* [Records shown]:
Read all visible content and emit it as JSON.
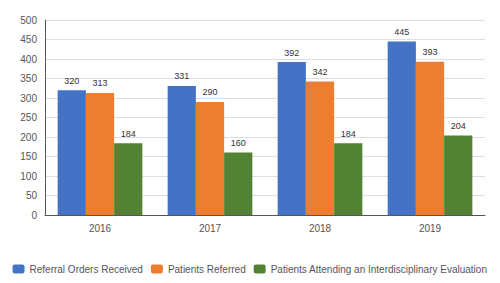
{
  "chart_data": {
    "type": "bar",
    "categories": [
      "2016",
      "2017",
      "2018",
      "2019"
    ],
    "series": [
      {
        "name": "Referral Orders Received",
        "color": "#4472C4",
        "values": [
          320,
          331,
          392,
          445
        ]
      },
      {
        "name": "Patients Referred",
        "color": "#ED7D31",
        "values": [
          313,
          290,
          342,
          393
        ]
      },
      {
        "name": "Patients Attending an Interdisciplinary Evaluation",
        "color": "#548235",
        "values": [
          184,
          160,
          184,
          204
        ]
      }
    ],
    "ylim": [
      0,
      500
    ],
    "yticks": [
      0,
      50,
      100,
      150,
      200,
      250,
      300,
      350,
      400,
      450,
      500
    ],
    "grid": true,
    "legend": "bottom",
    "data_labels": true
  }
}
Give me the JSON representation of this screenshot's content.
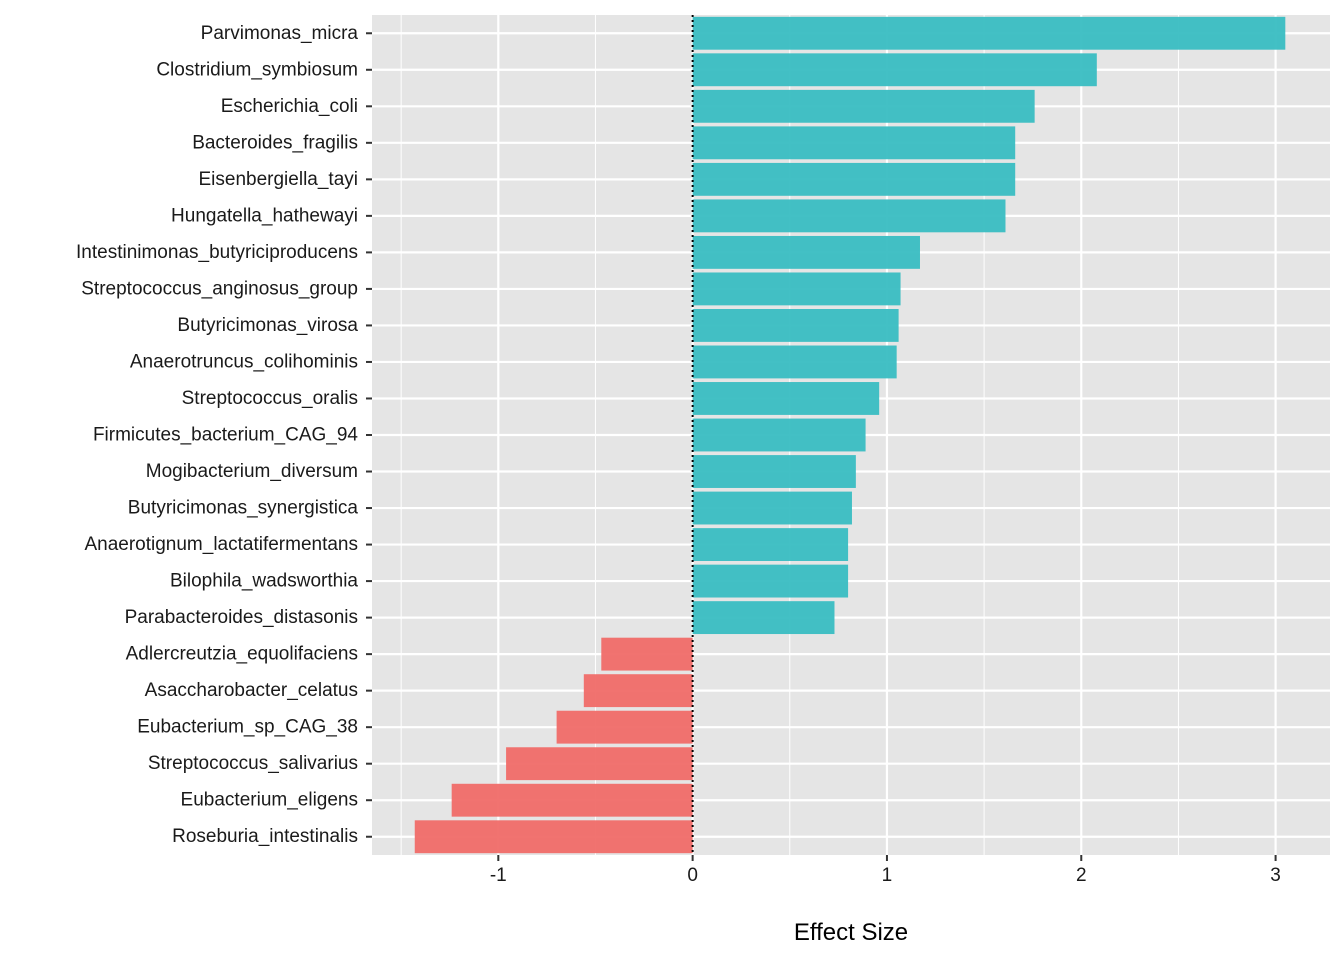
{
  "chart_data": {
    "type": "bar",
    "orientation": "horizontal",
    "categories": [
      "Parvimonas_micra",
      "Clostridium_symbiosum",
      "Escherichia_coli",
      "Bacteroides_fragilis",
      "Eisenbergiella_tayi",
      "Hungatella_hathewayi",
      "Intestinimonas_butyriciproducens",
      "Streptococcus_anginosus_group",
      "Butyricimonas_virosa",
      "Anaerotruncus_colihominis",
      "Streptococcus_oralis",
      "Firmicutes_bacterium_CAG_94",
      "Mogibacterium_diversum",
      "Butyricimonas_synergistica",
      "Anaerotignum_lactatifermentans",
      "Bilophila_wadsworthia",
      "Parabacteroides_distasonis",
      "Adlercreutzia_equolifaciens",
      "Asaccharobacter_celatus",
      "Eubacterium_sp_CAG_38",
      "Streptococcus_salivarius",
      "Eubacterium_eligens",
      "Roseburia_intestinalis"
    ],
    "values": [
      3.05,
      2.08,
      1.76,
      1.66,
      1.66,
      1.61,
      1.17,
      1.07,
      1.06,
      1.05,
      0.96,
      0.89,
      0.84,
      0.82,
      0.8,
      0.8,
      0.73,
      -0.47,
      -0.56,
      -0.7,
      -0.96,
      -1.24,
      -1.43
    ],
    "xlabel": "Effect Size",
    "ylabel": "",
    "title": "",
    "xlim": [
      -1.65,
      3.28
    ],
    "x_ticks": [
      -1,
      0,
      1,
      2,
      3
    ],
    "x_tick_labels": [
      "-1",
      "0",
      "1",
      "2",
      "3"
    ],
    "grid": true,
    "legend": "none",
    "reference_line": {
      "x": 0,
      "style": "dotted"
    },
    "colors": {
      "positive": "#39BDC2",
      "negative": "#F06B68",
      "panel_background": "#E5E5E5",
      "grid": "#FFFFFF"
    }
  }
}
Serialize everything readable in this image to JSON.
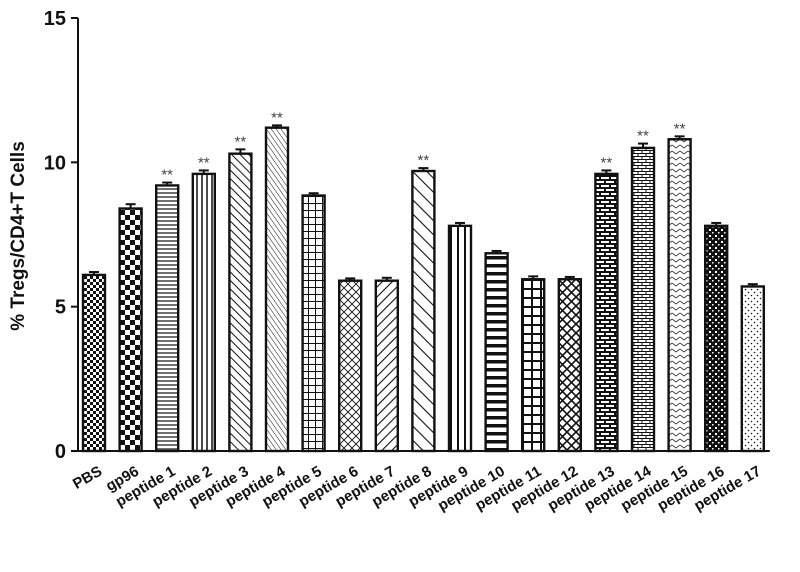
{
  "chart_data": {
    "type": "bar",
    "title": "",
    "xlabel": "",
    "ylabel": "% Tregs/CD4+T Cells",
    "ylim": [
      0,
      15
    ],
    "yticks": [
      "0",
      "5",
      "10",
      "15"
    ],
    "grid": false,
    "legend": "none",
    "categories": [
      "PBS",
      "gp96",
      "peptide 1",
      "peptide 2",
      "peptide 3",
      "peptide 4",
      "peptide 5",
      "peptide 6",
      "peptide 7",
      "peptide 8",
      "peptide 9",
      "peptide 10",
      "peptide 11",
      "peptide 12",
      "peptide 13",
      "peptide 14",
      "peptide 15",
      "peptide 16",
      "peptide 17"
    ],
    "values": [
      6.1,
      8.4,
      9.2,
      9.6,
      10.3,
      11.2,
      8.85,
      5.9,
      5.9,
      9.7,
      7.8,
      6.85,
      5.95,
      5.95,
      9.6,
      10.5,
      10.8,
      7.8,
      5.7
    ],
    "errors": [
      0.1,
      0.15,
      0.1,
      0.12,
      0.15,
      0.08,
      0.08,
      0.08,
      0.1,
      0.1,
      0.1,
      0.08,
      0.1,
      0.08,
      0.12,
      0.15,
      0.1,
      0.1,
      0.08
    ],
    "significance": [
      "",
      "",
      "**",
      "**",
      "**",
      "**",
      "",
      "",
      "",
      "**",
      "",
      "",
      "",
      "",
      "**",
      "**",
      "**",
      "",
      ""
    ],
    "patterns": [
      "checker-small",
      "checker-large",
      "hlines",
      "vlines",
      "diag-right-dense",
      "diag-right-fine",
      "grid",
      "diamond",
      "diag-left",
      "diag-right-wide",
      "vlines-wide",
      "hlines-thick",
      "grid-large",
      "crosshatch",
      "brick",
      "hbrick",
      "chevron",
      "checker-dark",
      "dots"
    ]
  }
}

* [Exercise brief]:
The reply must contain every entry above, exactly as written, and none of the pictures.

* [Task result]:
Read all visible content and emit it as JSON.
{
  "chart_data": {
    "type": "bar",
    "categories": [
      "2016",
      "2017",
      "2018",
      "2019"
    ],
    "series": [
      {
        "name": "Referral Orders Received",
        "color": "#4472C4",
        "values": [
          320,
          331,
          392,
          445
        ]
      },
      {
        "name": "Patients Referred",
        "color": "#ED7D31",
        "values": [
          313,
          290,
          342,
          393
        ]
      },
      {
        "name": "Patients Attending an Interdisciplinary Evaluation",
        "color": "#548235",
        "values": [
          184,
          160,
          184,
          204
        ]
      }
    ],
    "ylim": [
      0,
      500
    ],
    "yticks": [
      0,
      50,
      100,
      150,
      200,
      250,
      300,
      350,
      400,
      450,
      500
    ],
    "grid": true,
    "legend": "bottom",
    "data_labels": true
  }
}
Give me the JSON representation of this screenshot's content.
{
  "chart_data": {
    "type": "bar",
    "orientation": "horizontal",
    "categories": [
      "Parvimonas_micra",
      "Clostridium_symbiosum",
      "Escherichia_coli",
      "Bacteroides_fragilis",
      "Eisenbergiella_tayi",
      "Hungatella_hathewayi",
      "Intestinimonas_butyriciproducens",
      "Streptococcus_anginosus_group",
      "Butyricimonas_virosa",
      "Anaerotruncus_colihominis",
      "Streptococcus_oralis",
      "Firmicutes_bacterium_CAG_94",
      "Mogibacterium_diversum",
      "Butyricimonas_synergistica",
      "Anaerotignum_lactatifermentans",
      "Bilophila_wadsworthia",
      "Parabacteroides_distasonis",
      "Adlercreutzia_equolifaciens",
      "Asaccharobacter_celatus",
      "Eubacterium_sp_CAG_38",
      "Streptococcus_salivarius",
      "Eubacterium_eligens",
      "Roseburia_intestinalis"
    ],
    "values": [
      3.05,
      2.08,
      1.76,
      1.66,
      1.66,
      1.61,
      1.17,
      1.07,
      1.06,
      1.05,
      0.96,
      0.89,
      0.84,
      0.82,
      0.8,
      0.8,
      0.73,
      -0.47,
      -0.56,
      -0.7,
      -0.96,
      -1.24,
      -1.43
    ],
    "xlabel": "Effect Size",
    "ylabel": "",
    "title": "",
    "xlim": [
      -1.65,
      3.28
    ],
    "x_ticks": [
      -1,
      0,
      1,
      2,
      3
    ],
    "x_tick_labels": [
      "-1",
      "0",
      "1",
      "2",
      "3"
    ],
    "grid": true,
    "legend": "none",
    "reference_line": {
      "x": 0,
      "style": "dotted"
    },
    "colors": {
      "positive": "#39BDC2",
      "negative": "#F06B68",
      "panel_background": "#E5E5E5",
      "grid": "#FFFFFF"
    }
  }
}
Serialize everything readable in this image to JSON.
{
  "chart_data": {
    "type": "bar",
    "title": "",
    "xlabel": "",
    "ylabel": "% Tregs/CD4+T Cells",
    "ylim": [
      0,
      15
    ],
    "yticks": [
      "0",
      "5",
      "10",
      "15"
    ],
    "grid": false,
    "legend": "none",
    "categories": [
      "PBS",
      "gp96",
      "peptide 1",
      "peptide 2",
      "peptide 3",
      "peptide 4",
      "peptide 5",
      "peptide 6",
      "peptide 7",
      "peptide 8",
      "peptide 9",
      "peptide 10",
      "peptide 11",
      "peptide 12",
      "peptide 13",
      "peptide 14",
      "peptide 15",
      "peptide 16",
      "peptide 17"
    ],
    "values": [
      6.1,
      8.4,
      9.2,
      9.6,
      10.3,
      11.2,
      8.85,
      5.9,
      5.9,
      9.7,
      7.8,
      6.85,
      5.95,
      5.95,
      9.6,
      10.5,
      10.8,
      7.8,
      5.7
    ],
    "errors": [
      0.1,
      0.15,
      0.1,
      0.12,
      0.15,
      0.08,
      0.08,
      0.08,
      0.1,
      0.1,
      0.1,
      0.08,
      0.1,
      0.08,
      0.12,
      0.15,
      0.1,
      0.1,
      0.08
    ],
    "significance": [
      "",
      "",
      "**",
      "**",
      "**",
      "**",
      "",
      "",
      "",
      "**",
      "",
      "",
      "",
      "",
      "**",
      "**",
      "**",
      "",
      ""
    ],
    "patterns": [
      "checker-small",
      "checker-large",
      "hlines",
      "vlines",
      "diag-right-dense",
      "diag-right-fine",
      "grid",
      "diamond",
      "diag-left",
      "diag-right-wide",
      "vlines-wide",
      "hlines-thick",
      "grid-large",
      "crosshatch",
      "brick",
      "hbrick",
      "chevron",
      "checker-dark",
      "dots"
    ]
  }
}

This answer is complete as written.